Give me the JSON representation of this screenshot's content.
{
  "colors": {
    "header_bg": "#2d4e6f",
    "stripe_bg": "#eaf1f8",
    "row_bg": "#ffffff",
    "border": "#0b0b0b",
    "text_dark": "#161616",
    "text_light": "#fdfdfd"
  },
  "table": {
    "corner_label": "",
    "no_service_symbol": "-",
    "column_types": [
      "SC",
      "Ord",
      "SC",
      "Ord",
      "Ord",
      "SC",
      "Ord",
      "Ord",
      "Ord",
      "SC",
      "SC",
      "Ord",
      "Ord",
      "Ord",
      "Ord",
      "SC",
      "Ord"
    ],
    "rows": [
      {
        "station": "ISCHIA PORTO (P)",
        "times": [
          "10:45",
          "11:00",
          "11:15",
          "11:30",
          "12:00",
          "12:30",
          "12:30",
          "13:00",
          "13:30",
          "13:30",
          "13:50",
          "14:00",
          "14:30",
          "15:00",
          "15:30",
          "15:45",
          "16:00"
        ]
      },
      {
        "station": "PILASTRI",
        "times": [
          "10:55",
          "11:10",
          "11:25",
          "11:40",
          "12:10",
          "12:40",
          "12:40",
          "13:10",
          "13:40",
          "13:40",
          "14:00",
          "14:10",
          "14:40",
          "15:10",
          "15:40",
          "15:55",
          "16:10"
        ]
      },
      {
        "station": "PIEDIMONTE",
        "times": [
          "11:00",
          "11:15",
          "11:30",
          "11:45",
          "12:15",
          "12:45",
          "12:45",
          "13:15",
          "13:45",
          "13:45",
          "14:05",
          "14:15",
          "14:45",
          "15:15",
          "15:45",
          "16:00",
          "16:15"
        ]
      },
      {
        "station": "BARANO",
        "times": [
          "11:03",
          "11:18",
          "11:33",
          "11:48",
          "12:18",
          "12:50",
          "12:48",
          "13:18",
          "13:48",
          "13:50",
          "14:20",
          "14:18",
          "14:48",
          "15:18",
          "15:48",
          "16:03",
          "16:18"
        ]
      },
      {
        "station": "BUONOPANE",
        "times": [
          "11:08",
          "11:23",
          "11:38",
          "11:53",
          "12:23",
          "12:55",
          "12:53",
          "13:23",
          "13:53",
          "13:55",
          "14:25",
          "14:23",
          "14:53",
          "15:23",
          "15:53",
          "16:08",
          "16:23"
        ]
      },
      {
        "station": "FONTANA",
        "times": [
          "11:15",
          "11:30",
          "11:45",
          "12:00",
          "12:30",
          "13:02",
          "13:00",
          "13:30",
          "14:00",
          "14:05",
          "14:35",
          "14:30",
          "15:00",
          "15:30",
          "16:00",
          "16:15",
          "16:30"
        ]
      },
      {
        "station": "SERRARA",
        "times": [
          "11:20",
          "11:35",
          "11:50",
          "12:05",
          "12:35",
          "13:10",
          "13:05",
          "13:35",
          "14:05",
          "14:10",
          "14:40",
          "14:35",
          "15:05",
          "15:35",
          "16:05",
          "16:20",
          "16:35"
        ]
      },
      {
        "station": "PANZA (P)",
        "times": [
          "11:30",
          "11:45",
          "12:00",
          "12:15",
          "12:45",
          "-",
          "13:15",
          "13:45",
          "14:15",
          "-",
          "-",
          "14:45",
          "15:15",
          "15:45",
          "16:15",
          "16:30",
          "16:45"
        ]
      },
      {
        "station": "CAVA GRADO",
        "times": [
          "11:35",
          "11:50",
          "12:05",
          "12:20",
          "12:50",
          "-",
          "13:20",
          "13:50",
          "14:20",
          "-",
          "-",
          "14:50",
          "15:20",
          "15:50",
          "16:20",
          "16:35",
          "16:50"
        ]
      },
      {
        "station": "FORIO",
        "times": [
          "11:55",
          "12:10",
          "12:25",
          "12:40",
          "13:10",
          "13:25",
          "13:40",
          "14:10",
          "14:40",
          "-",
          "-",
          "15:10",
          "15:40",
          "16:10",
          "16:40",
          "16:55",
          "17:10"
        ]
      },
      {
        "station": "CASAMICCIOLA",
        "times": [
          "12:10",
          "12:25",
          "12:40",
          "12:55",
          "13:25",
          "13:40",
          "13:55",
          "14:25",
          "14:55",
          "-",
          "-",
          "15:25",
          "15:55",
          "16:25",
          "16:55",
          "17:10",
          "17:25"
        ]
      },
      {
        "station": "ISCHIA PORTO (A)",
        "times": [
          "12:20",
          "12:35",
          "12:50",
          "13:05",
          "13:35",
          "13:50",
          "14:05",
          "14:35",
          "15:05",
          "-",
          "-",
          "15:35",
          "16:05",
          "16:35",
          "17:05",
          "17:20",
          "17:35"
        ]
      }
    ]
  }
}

▸ **What is being asked**
Recopy the entries above exactly, with every line included.

▸ **Expected answer**
Give me the JSON representation of this screenshot's content.
{
  "colors": {
    "header_bg": "#2d4e6f",
    "stripe_bg": "#eaf1f8",
    "row_bg": "#ffffff",
    "border": "#0b0b0b",
    "text_dark": "#161616",
    "text_light": "#fdfdfd"
  },
  "table": {
    "corner_label": "",
    "no_service_symbol": "-",
    "column_types": [
      "SC",
      "Ord",
      "SC",
      "Ord",
      "Ord",
      "SC",
      "Ord",
      "Ord",
      "Ord",
      "SC",
      "SC",
      "Ord",
      "Ord",
      "Ord",
      "Ord",
      "SC",
      "Ord"
    ],
    "rows": [
      {
        "station": "ISCHIA PORTO (P)",
        "times": [
          "10:45",
          "11:00",
          "11:15",
          "11:30",
          "12:00",
          "12:30",
          "12:30",
          "13:00",
          "13:30",
          "13:30",
          "13:50",
          "14:00",
          "14:30",
          "15:00",
          "15:30",
          "15:45",
          "16:00"
        ]
      },
      {
        "station": "PILASTRI",
        "times": [
          "10:55",
          "11:10",
          "11:25",
          "11:40",
          "12:10",
          "12:40",
          "12:40",
          "13:10",
          "13:40",
          "13:40",
          "14:00",
          "14:10",
          "14:40",
          "15:10",
          "15:40",
          "15:55",
          "16:10"
        ]
      },
      {
        "station": "PIEDIMONTE",
        "times": [
          "11:00",
          "11:15",
          "11:30",
          "11:45",
          "12:15",
          "12:45",
          "12:45",
          "13:15",
          "13:45",
          "13:45",
          "14:05",
          "14:15",
          "14:45",
          "15:15",
          "15:45",
          "16:00",
          "16:15"
        ]
      },
      {
        "station": "BARANO",
        "times": [
          "11:03",
          "11:18",
          "11:33",
          "11:48",
          "12:18",
          "12:50",
          "12:48",
          "13:18",
          "13:48",
          "13:50",
          "14:20",
          "14:18",
          "14:48",
          "15:18",
          "15:48",
          "16:03",
          "16:18"
        ]
      },
      {
        "station": "BUONOPANE",
        "times": [
          "11:08",
          "11:23",
          "11:38",
          "11:53",
          "12:23",
          "12:55",
          "12:53",
          "13:23",
          "13:53",
          "13:55",
          "14:25",
          "14:23",
          "14:53",
          "15:23",
          "15:53",
          "16:08",
          "16:23"
        ]
      },
      {
        "station": "FONTANA",
        "times": [
          "11:15",
          "11:30",
          "11:45",
          "12:00",
          "12:30",
          "13:02",
          "13:00",
          "13:30",
          "14:00",
          "14:05",
          "14:35",
          "14:30",
          "15:00",
          "15:30",
          "16:00",
          "16:15",
          "16:30"
        ]
      },
      {
        "station": "SERRARA",
        "times": [
          "11:20",
          "11:35",
          "11:50",
          "12:05",
          "12:35",
          "13:10",
          "13:05",
          "13:35",
          "14:05",
          "14:10",
          "14:40",
          "14:35",
          "15:05",
          "15:35",
          "16:05",
          "16:20",
          "16:35"
        ]
      },
      {
        "station": "PANZA (P)",
        "times": [
          "11:30",
          "11:45",
          "12:00",
          "12:15",
          "12:45",
          "-",
          "13:15",
          "13:45",
          "14:15",
          "-",
          "-",
          "14:45",
          "15:15",
          "15:45",
          "16:15",
          "16:30",
          "16:45"
        ]
      },
      {
        "station": "CAVA GRADO",
        "times": [
          "11:35",
          "11:50",
          "12:05",
          "12:20",
          "12:50",
          "-",
          "13:20",
          "13:50",
          "14:20",
          "-",
          "-",
          "14:50",
          "15:20",
          "15:50",
          "16:20",
          "16:35",
          "16:50"
        ]
      },
      {
        "station": "FORIO",
        "times": [
          "11:55",
          "12:10",
          "12:25",
          "12:40",
          "13:10",
          "13:25",
          "13:40",
          "14:10",
          "14:40",
          "-",
          "-",
          "15:10",
          "15:40",
          "16:10",
          "16:40",
          "16:55",
          "17:10"
        ]
      },
      {
        "station": "CASAMICCIOLA",
        "times": [
          "12:10",
          "12:25",
          "12:40",
          "12:55",
          "13:25",
          "13:40",
          "13:55",
          "14:25",
          "14:55",
          "-",
          "-",
          "15:25",
          "15:55",
          "16:25",
          "16:55",
          "17:10",
          "17:25"
        ]
      },
      {
        "station": "ISCHIA PORTO (A)",
        "times": [
          "12:20",
          "12:35",
          "12:50",
          "13:05",
          "13:35",
          "13:50",
          "14:05",
          "14:35",
          "15:05",
          "-",
          "-",
          "15:35",
          "16:05",
          "16:35",
          "17:05",
          "17:20",
          "17:35"
        ]
      }
    ]
  }
}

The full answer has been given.